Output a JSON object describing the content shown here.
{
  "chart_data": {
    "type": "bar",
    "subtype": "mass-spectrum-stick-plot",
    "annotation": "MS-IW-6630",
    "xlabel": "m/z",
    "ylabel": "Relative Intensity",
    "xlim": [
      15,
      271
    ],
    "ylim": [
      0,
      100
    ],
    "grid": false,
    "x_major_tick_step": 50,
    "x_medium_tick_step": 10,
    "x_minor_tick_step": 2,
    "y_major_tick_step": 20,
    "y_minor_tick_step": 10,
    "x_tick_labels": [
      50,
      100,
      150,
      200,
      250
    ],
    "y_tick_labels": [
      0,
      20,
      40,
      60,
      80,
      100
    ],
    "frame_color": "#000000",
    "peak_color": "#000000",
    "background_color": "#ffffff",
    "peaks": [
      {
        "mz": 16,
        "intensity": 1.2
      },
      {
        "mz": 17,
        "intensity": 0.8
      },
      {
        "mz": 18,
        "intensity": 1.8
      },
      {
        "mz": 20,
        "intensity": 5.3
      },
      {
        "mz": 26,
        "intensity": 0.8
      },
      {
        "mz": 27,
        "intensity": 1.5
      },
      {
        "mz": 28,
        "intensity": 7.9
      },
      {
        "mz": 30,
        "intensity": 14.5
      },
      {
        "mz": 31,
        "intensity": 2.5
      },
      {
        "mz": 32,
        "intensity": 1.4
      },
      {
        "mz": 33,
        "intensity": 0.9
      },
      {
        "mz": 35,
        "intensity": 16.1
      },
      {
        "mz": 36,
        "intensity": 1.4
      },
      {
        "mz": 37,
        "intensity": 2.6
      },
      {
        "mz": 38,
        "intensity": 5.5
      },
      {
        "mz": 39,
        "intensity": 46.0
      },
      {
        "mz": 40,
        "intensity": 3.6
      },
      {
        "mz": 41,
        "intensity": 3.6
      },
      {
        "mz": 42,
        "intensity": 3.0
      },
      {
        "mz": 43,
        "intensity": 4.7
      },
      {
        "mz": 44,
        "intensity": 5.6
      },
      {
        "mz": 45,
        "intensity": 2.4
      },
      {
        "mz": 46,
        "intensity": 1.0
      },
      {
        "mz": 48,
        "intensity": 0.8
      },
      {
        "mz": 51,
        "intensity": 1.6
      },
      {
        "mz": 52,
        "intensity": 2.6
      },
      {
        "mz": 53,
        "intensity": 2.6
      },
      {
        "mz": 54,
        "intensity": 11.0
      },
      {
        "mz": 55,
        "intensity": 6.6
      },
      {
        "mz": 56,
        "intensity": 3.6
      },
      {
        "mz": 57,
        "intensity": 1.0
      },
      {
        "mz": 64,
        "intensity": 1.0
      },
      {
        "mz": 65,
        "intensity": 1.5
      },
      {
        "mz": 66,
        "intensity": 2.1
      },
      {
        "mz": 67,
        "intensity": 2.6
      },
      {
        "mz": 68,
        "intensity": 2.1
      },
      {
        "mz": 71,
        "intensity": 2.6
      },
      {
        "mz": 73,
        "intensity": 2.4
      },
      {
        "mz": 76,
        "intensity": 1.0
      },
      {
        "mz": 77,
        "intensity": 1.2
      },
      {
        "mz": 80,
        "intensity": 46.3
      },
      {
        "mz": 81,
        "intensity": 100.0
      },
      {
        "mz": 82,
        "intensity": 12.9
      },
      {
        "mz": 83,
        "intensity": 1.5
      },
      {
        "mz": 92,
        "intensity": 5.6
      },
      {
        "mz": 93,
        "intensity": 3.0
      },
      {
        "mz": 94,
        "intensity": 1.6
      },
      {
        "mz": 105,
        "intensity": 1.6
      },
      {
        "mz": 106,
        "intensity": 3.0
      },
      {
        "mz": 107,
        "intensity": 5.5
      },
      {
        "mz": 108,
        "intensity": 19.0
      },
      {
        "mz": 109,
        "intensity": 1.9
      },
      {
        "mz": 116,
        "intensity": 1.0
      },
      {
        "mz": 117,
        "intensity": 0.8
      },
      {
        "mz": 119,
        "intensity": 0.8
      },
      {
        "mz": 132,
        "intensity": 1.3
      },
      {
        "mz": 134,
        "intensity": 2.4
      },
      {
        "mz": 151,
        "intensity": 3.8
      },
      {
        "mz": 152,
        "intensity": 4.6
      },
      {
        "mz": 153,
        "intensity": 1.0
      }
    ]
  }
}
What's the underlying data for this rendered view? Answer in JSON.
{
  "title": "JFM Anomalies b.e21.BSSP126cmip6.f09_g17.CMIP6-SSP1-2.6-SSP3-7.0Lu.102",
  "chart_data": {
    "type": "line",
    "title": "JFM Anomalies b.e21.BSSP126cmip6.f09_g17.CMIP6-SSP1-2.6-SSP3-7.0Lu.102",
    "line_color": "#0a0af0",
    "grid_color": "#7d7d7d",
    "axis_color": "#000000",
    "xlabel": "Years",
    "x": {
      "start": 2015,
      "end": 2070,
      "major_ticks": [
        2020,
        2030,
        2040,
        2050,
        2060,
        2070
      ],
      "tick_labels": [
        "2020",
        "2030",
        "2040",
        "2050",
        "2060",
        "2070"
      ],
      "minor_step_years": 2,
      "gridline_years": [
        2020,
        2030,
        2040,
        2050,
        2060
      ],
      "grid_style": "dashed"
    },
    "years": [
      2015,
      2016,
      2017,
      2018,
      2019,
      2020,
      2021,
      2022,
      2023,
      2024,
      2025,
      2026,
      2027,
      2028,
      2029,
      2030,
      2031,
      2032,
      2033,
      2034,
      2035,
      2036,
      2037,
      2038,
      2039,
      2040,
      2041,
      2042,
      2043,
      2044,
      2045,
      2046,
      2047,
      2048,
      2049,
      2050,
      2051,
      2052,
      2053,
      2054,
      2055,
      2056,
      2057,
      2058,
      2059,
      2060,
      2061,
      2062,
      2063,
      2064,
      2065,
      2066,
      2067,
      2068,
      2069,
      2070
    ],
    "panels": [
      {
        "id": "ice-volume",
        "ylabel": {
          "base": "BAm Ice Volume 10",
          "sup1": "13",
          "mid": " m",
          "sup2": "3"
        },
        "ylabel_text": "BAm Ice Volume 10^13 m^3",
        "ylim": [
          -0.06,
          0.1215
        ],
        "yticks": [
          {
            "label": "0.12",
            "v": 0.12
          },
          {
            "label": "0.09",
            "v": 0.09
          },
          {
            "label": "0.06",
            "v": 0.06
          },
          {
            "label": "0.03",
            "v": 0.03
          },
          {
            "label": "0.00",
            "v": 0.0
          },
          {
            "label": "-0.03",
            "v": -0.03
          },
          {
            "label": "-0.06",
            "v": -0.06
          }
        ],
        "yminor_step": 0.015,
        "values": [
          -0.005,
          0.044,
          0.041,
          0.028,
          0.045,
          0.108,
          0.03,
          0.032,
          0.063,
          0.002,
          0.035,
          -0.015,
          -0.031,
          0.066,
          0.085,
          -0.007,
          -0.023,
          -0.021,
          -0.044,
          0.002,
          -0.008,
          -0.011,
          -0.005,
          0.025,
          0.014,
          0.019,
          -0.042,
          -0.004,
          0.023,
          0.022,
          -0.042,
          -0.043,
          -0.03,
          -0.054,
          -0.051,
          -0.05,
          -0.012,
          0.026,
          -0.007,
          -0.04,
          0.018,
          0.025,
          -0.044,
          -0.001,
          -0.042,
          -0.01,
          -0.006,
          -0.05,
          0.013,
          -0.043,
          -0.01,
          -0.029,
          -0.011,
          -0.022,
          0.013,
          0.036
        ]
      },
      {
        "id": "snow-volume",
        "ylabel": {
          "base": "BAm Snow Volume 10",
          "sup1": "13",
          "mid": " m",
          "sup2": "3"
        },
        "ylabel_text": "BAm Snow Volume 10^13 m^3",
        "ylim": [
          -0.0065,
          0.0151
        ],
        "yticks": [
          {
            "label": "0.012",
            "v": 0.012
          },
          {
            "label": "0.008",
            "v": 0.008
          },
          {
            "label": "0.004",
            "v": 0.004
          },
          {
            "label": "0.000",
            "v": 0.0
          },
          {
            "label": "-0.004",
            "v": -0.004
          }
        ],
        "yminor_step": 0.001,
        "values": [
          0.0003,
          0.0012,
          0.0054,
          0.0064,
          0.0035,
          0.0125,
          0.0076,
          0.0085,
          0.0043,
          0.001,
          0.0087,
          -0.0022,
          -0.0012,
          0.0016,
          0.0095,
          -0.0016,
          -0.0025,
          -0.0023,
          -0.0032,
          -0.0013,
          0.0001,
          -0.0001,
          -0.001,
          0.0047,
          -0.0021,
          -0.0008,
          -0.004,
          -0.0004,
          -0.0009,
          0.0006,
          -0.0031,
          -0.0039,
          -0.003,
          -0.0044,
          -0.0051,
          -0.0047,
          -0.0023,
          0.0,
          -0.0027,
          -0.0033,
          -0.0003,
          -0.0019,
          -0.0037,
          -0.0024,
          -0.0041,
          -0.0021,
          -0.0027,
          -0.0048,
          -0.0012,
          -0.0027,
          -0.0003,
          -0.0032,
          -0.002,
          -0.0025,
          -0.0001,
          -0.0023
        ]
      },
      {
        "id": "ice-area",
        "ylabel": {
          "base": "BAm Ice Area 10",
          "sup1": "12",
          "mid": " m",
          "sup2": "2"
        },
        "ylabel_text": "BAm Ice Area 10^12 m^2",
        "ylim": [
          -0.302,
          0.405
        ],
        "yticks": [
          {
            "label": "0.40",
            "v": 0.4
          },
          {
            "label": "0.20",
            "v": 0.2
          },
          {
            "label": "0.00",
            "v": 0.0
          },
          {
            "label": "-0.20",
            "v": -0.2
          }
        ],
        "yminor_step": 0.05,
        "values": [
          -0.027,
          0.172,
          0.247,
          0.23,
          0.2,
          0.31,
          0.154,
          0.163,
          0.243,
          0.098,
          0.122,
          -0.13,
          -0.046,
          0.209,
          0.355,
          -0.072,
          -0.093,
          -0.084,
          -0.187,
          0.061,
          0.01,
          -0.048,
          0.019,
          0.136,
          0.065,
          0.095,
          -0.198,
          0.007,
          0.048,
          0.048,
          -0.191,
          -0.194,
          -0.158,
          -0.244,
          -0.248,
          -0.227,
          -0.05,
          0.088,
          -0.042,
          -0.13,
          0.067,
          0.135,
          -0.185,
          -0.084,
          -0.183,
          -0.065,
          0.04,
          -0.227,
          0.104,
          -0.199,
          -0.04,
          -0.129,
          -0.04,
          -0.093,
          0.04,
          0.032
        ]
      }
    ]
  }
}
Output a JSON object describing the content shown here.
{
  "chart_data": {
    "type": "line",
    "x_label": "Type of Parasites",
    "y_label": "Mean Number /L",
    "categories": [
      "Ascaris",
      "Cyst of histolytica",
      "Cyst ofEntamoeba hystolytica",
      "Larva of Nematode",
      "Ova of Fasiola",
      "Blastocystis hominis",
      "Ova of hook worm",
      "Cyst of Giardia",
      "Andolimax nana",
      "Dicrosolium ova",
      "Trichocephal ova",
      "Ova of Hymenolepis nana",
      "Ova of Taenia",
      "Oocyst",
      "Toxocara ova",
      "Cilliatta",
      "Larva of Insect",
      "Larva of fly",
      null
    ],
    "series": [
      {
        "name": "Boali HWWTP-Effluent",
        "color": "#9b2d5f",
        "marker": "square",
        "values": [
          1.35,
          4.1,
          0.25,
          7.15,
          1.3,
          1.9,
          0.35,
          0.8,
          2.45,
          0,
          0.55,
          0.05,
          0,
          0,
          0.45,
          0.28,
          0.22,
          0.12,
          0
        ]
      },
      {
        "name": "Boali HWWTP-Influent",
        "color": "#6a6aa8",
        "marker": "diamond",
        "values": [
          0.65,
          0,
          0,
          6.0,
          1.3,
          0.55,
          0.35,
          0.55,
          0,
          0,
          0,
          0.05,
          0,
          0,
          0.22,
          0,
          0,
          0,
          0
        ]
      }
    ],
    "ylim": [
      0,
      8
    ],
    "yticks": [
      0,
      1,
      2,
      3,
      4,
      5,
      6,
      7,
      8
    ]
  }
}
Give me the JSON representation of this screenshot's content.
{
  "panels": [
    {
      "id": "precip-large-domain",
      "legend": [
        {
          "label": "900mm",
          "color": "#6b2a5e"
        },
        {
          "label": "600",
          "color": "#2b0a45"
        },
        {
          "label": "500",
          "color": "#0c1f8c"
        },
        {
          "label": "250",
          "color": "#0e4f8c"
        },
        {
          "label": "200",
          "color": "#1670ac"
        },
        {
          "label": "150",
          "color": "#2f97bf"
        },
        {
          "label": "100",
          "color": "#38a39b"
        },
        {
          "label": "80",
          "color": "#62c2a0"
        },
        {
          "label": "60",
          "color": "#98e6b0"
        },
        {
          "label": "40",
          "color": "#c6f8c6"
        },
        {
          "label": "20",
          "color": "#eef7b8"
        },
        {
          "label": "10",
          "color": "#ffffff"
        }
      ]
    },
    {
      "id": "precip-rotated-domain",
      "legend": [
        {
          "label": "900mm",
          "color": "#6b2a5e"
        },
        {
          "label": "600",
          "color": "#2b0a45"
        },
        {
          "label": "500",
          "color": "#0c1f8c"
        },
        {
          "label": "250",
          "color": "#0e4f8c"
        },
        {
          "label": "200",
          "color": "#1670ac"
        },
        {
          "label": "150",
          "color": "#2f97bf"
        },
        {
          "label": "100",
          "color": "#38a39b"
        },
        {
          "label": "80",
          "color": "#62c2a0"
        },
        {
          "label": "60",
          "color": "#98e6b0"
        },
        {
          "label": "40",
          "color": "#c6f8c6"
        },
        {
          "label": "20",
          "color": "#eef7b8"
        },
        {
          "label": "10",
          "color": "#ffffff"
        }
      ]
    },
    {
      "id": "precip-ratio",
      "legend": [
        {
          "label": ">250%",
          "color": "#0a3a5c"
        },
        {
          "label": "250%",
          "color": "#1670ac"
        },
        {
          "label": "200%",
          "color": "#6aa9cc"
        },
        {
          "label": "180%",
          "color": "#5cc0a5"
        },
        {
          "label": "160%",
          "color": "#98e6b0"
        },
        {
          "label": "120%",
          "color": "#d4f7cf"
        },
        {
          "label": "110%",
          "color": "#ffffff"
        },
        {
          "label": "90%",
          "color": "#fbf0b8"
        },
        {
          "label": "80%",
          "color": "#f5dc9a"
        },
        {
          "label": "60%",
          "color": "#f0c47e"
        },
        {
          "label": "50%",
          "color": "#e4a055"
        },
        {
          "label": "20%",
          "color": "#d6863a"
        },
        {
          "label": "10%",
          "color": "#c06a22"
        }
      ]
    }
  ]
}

..........

EXERCISE:
Of the lines in this data, how many contain "HWWTP"? Reply with only the number.

FULL SOLUTION:
2